[Written problem a]
In the entries, switch "radix_sort" to "merge_sort" in the part that opens with the line containing "point-radix_sort <box>1805 1417" and closes with the line containing "point-quick_sort <box>1552 1266", and write those lines out again with nothing else changed.

Let me sound old for a few paragraphs. In the last twenty years, the raw processing power of graphics cards has increased tremendously. This has had a large effect mainly in the gaming sector. In the 80s, video games were pixely things. If you wanted to see something rendered in more than 32 colors, you had to visit an arcade, since that particular luxury was reserved for arcade machines costing several thousand Euros.
During the decade that followed, the games’ resolution and color palette increased, but games were still predominantly 2D. The first true 3D games appeared around 1992, again arcade-only. Sega’s Virtua Racing was one of the first racing games to use fully polygonal cars and characters. We thought we were in heaven! Smooth, silky movement. Like liquid chocolate! Or egg nog! We had dramatic camera angles, 60 frames per second… Mmmmmh!
Hit the link to find out why graphics don’t matter with some games, and which ones I mean.
We’ve come a long way since then. Modern game consoles like the PS3 or the Xbox 360 are capable of generating near-photorealistic graphics and make Virtua Racing look the way it is: old and ugly. But with all these advances in graphics, the gaming industry hasn’t only made sure that a game console these days uses nearly as much electricity as a vacuum cleaner, they’ve also created a situation we know from another sector: A video game these days is like a movie, not like a book anymore.
For game makers, the emphasis is now often on making things look beautiful; quality gameplay and real depth be damned. This means that graphics-wise, there aren’t many details left for your own mind to fill in. You get pre-made scenes, ready-to-digest looks, and a style that comes straight out of someone else’s head. That’s a shame, though, because there’s one graphics card that nVidia and AMD can never compete with: Your own imagination.
But let’s not be too pessimistic. There are still games out there that let you flex some brain jelly, games that focus on gameplay and depth more than anything. Modern games. Classic games. In most cases, both at the same time. I’d like to show you a few titles that don’t come with pre-fab looks; they have no graphics at all.
Roguelikes are mostly roleplaying games. They use pseudo-graphics to display the game world — the screenshot here shows a scene from NetHack, my dwarven valkyrie (the @) and her loyal dog (the black d) are attacking a fox (the red d). Usually, the player is represented on an overhead map by an @-character, which they can move into 8 directions using the keyboard. Other beings are also represented by glyphs: a lowercase d might be a dog, an uppercase one a dragon, and different colors mean different things. A typical roguelike game involves at least a few dungeons or dangerous outdoor areas to slay monsters in. The goal of many of these games is to get stronger — level up your character, find good items — and to accomplish some ultimate task. A feature some of the roguelikes share is that the game world regenerates every time you start a new game, so no two games are ever the same.

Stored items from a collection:
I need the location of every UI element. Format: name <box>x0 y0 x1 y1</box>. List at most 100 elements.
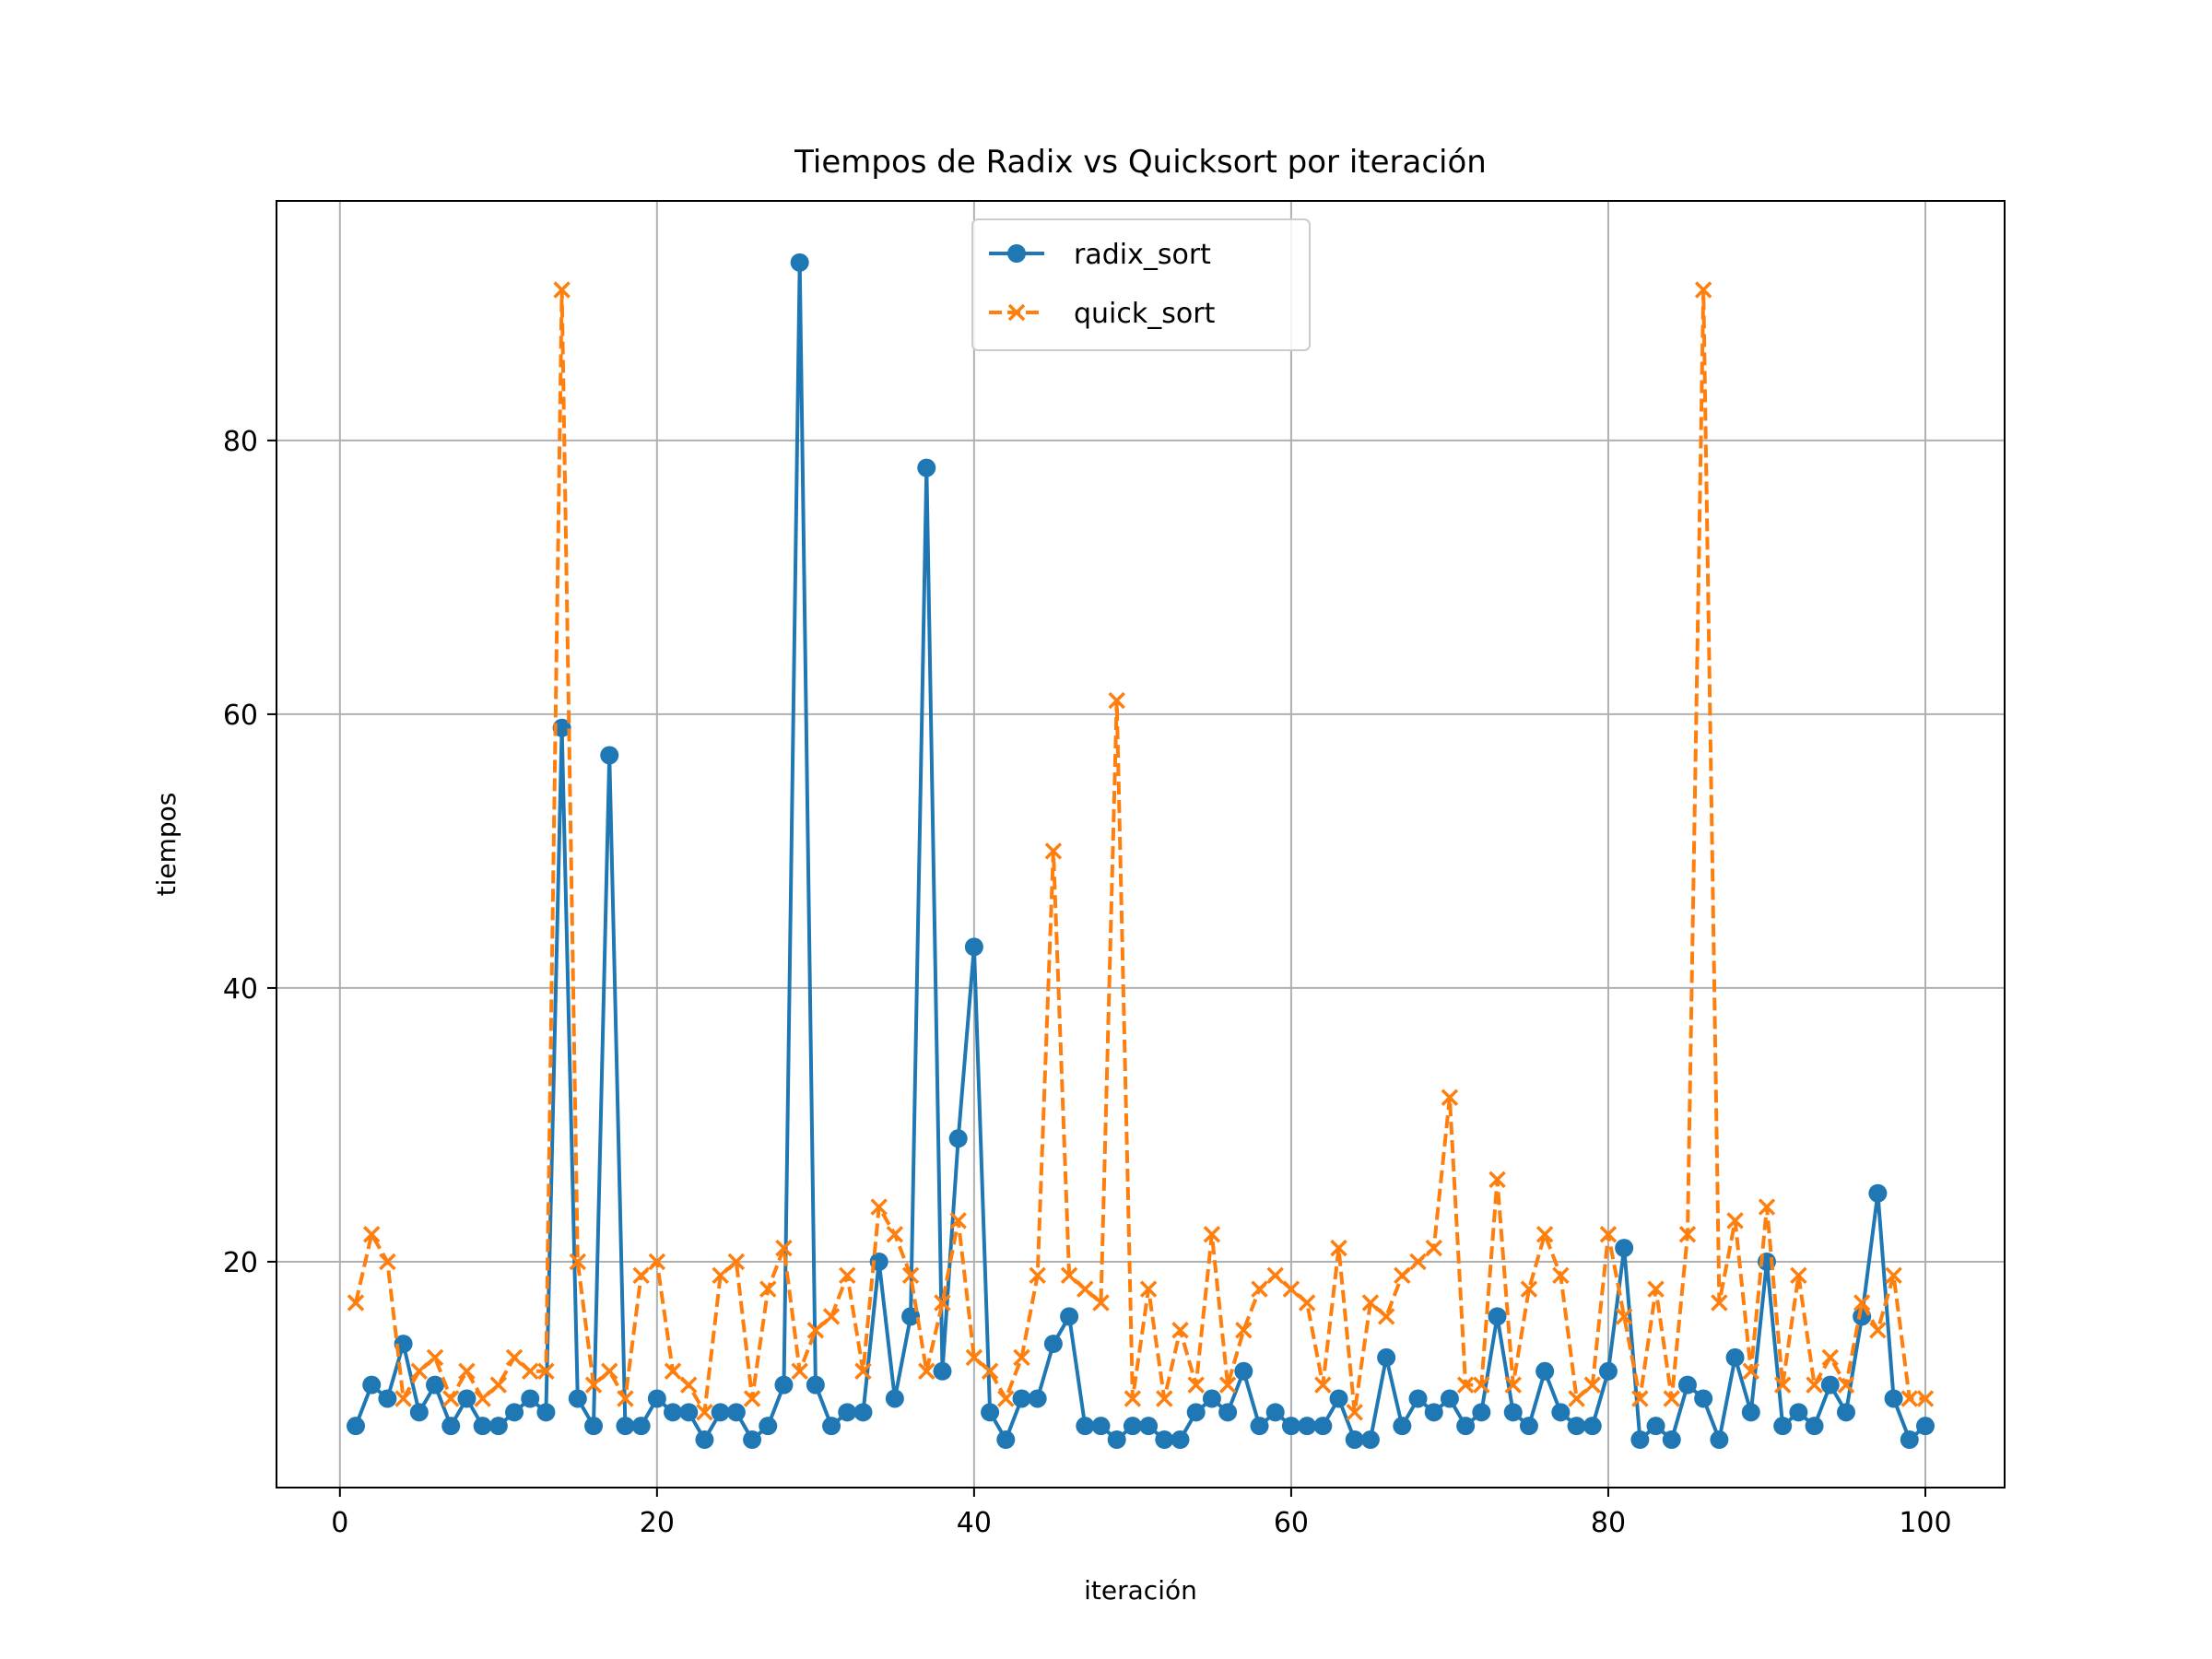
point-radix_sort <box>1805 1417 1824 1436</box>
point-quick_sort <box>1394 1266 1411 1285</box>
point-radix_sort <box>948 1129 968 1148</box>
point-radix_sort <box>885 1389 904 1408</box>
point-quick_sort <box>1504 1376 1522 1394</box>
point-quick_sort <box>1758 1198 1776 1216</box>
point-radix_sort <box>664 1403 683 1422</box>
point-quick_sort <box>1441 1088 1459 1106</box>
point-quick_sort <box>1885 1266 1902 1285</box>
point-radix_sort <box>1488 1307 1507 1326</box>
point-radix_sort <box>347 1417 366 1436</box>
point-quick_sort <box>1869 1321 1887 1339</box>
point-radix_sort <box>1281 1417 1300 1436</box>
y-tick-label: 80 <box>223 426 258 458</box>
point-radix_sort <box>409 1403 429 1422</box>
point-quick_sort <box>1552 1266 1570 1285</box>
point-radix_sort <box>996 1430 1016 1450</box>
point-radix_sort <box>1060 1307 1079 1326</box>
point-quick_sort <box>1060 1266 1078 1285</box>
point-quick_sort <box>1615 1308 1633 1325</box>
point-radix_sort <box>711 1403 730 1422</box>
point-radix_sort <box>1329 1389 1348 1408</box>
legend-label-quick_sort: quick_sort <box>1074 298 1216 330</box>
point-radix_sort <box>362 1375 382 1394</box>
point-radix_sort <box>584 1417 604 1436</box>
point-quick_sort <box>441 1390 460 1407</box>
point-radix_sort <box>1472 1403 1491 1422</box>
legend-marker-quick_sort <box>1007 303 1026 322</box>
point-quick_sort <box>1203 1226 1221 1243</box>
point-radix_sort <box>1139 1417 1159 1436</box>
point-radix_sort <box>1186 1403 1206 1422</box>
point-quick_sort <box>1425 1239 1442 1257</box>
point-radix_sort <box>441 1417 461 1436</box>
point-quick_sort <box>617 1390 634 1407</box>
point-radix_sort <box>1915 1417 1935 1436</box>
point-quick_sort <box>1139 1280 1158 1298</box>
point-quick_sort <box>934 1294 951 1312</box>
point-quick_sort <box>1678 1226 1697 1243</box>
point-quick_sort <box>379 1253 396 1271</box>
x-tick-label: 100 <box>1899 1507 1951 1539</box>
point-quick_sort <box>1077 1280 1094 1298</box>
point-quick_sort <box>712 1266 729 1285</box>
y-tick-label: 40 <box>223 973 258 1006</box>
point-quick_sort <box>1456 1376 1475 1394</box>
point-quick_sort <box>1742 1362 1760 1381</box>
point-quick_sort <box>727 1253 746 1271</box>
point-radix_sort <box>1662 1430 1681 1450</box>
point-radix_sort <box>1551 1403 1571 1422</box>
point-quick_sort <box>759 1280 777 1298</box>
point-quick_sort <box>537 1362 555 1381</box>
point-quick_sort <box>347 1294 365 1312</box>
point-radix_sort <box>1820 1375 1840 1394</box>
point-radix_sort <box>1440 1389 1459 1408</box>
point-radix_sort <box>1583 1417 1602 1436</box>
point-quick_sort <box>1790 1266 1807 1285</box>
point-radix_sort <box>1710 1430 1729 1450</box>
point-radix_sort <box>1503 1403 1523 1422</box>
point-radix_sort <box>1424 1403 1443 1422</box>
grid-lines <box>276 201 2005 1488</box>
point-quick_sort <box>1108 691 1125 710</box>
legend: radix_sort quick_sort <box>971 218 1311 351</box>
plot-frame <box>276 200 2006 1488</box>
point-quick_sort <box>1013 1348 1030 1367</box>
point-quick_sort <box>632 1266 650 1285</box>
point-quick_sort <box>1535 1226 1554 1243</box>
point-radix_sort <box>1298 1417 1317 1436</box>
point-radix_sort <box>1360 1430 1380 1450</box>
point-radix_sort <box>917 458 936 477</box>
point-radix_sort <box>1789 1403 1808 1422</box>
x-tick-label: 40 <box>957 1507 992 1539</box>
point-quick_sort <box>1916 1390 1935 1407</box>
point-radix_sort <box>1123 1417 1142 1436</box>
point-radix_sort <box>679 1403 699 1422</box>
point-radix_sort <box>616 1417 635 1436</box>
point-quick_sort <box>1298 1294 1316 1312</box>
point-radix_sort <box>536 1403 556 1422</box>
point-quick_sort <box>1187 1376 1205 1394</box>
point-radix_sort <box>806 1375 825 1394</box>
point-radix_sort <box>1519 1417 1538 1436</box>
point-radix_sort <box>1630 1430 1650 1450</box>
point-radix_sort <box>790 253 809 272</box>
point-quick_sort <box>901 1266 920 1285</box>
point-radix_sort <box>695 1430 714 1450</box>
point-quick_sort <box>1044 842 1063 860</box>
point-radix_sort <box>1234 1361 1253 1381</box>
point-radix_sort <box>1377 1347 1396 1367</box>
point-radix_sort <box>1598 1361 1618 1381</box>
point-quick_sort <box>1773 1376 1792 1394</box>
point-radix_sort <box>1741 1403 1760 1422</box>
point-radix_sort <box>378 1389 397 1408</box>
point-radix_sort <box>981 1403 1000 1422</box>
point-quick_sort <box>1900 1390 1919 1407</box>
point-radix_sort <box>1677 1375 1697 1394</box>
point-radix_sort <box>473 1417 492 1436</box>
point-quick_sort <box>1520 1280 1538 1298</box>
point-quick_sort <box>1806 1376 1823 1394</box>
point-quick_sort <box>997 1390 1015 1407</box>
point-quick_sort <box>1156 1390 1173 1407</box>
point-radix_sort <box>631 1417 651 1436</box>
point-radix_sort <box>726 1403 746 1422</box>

[Written problem b]
Sum up the piece on video game graphics in two sentences.

[Written reply a]
point-merge_sort <box>1805 1417 1824 1436</box>
point-quick_sort <box>1394 1266 1411 1285</box>
point-merge_sort <box>948 1129 968 1148</box>
point-merge_sort <box>885 1389 904 1408</box>
point-quick_sort <box>1504 1376 1522 1394</box>
point-quick_sort <box>1758 1198 1776 1216</box>
point-merge_sort <box>664 1403 683 1422</box>
point-quick_sort <box>1441 1088 1459 1106</box>
point-quick_sort <box>1885 1266 1902 1285</box>
point-merge_sort <box>1488 1307 1507 1326</box>
point-merge_sort <box>347 1417 366 1436</box>
point-quick_sort <box>1869 1321 1887 1339</box>
point-merge_sort <box>1281 1417 1300 1436</box>
y-tick-label: 80 <box>223 426 258 458</box>
point-merge_sort <box>409 1403 429 1422</box>
point-quick_sort <box>1552 1266 1570 1285</box>

[Written reply b]
Over the last twenty years, video game graphics have gone from pixely 80s games and early polygon titles like Virtua Racing to near-photorealistic consoles. Game makers now often put looks ahead of gameplay and depth, leaving little for the player's own imagination, but games without graphics still exist, such as roguelikes, mostly roleplaying games that show the world with glyphs like an @ for the player and often regenerate their world with each new game.